▸ Instructions for the task: Where a line below holds the string "title", copy that line.

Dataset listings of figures
· · · · ·

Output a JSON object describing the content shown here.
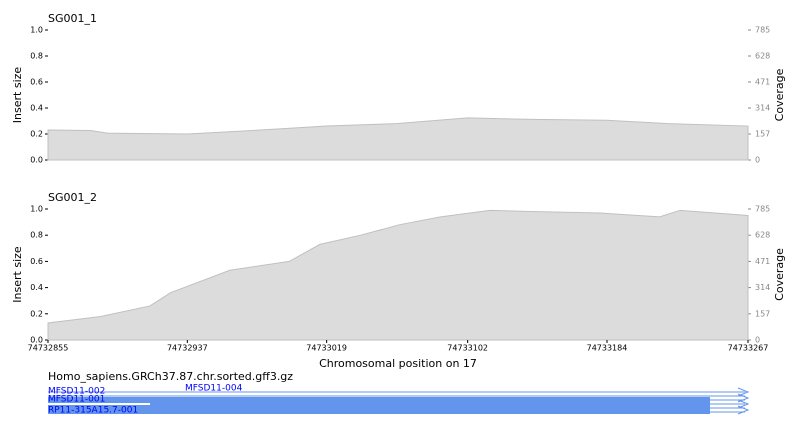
{
  "chart_data": [
    {
      "type": "area",
      "title": "SG001_1",
      "ylabel": "Insert size",
      "y2label": "Coverage",
      "xlim": [
        74732855,
        74733267
      ],
      "ylim": [
        0,
        1
      ],
      "yticks": [
        {
          "value": 0,
          "label": "0.0"
        },
        0.2,
        0.4,
        0.6,
        0.8,
        {
          "value": 1,
          "label": "1.0"
        }
      ],
      "y2lim": [
        0,
        785
      ],
      "y2ticks": [
        0,
        157,
        314,
        471,
        628,
        785
      ],
      "x": [
        74732855,
        74732880,
        74732890,
        74732937,
        74732970,
        74733019,
        74733060,
        74733102,
        74733140,
        74733184,
        74733220,
        74733267
      ],
      "series": [
        {
          "axis": "y2",
          "color": "#dcdcdc",
          "values": [
            181,
            178,
            162,
            157,
            175,
            205,
            220,
            254,
            245,
            240,
            220,
            205
          ]
        }
      ]
    },
    {
      "type": "area",
      "title": "SG001_2",
      "ylabel": "Insert size",
      "y2label": "Coverage",
      "xlabel": "Chromosomal position on 17",
      "xlim": [
        74732855,
        74733267
      ],
      "xticks": [
        74732855,
        74732937,
        74733019,
        74733102,
        74733184,
        74733267
      ],
      "ylim": [
        0,
        1
      ],
      "yticks": [
        {
          "value": 0,
          "label": "0.0"
        },
        0.2,
        0.4,
        0.6,
        0.8,
        {
          "value": 1,
          "label": "1.0"
        }
      ],
      "y2lim": [
        0,
        785
      ],
      "y2ticks": [
        0,
        157,
        314,
        471,
        628,
        785
      ],
      "x": [
        74732855,
        74732886,
        74732915,
        74732927,
        74732962,
        74732997,
        74733015,
        74733039,
        74733062,
        74733086,
        74733115,
        74733139,
        74733180,
        74733215,
        74733227,
        74733267
      ],
      "series": [
        {
          "axis": "y2",
          "color": "#dcdcdc",
          "values": [
            102,
            141,
            204,
            283,
            418,
            471,
            573,
            628,
            691,
            738,
            777,
            770,
            761,
            738,
            777,
            746
          ]
        }
      ]
    }
  ],
  "track": {
    "title": "Homo_sapiens.GRCh37.87.chr.sorted.gff3.gz",
    "labels": [
      "MFSD11-002",
      "MFSD11-004",
      "MFSD11-001",
      "RP11-315A15.7-001"
    ]
  }
}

· · · · ·

▸ Final result:
      "title": "SG001_1",
      "title": "SG001_2",
    "title": "Homo_sapiens.GRCh37.87.chr.sorted.gff3.gz",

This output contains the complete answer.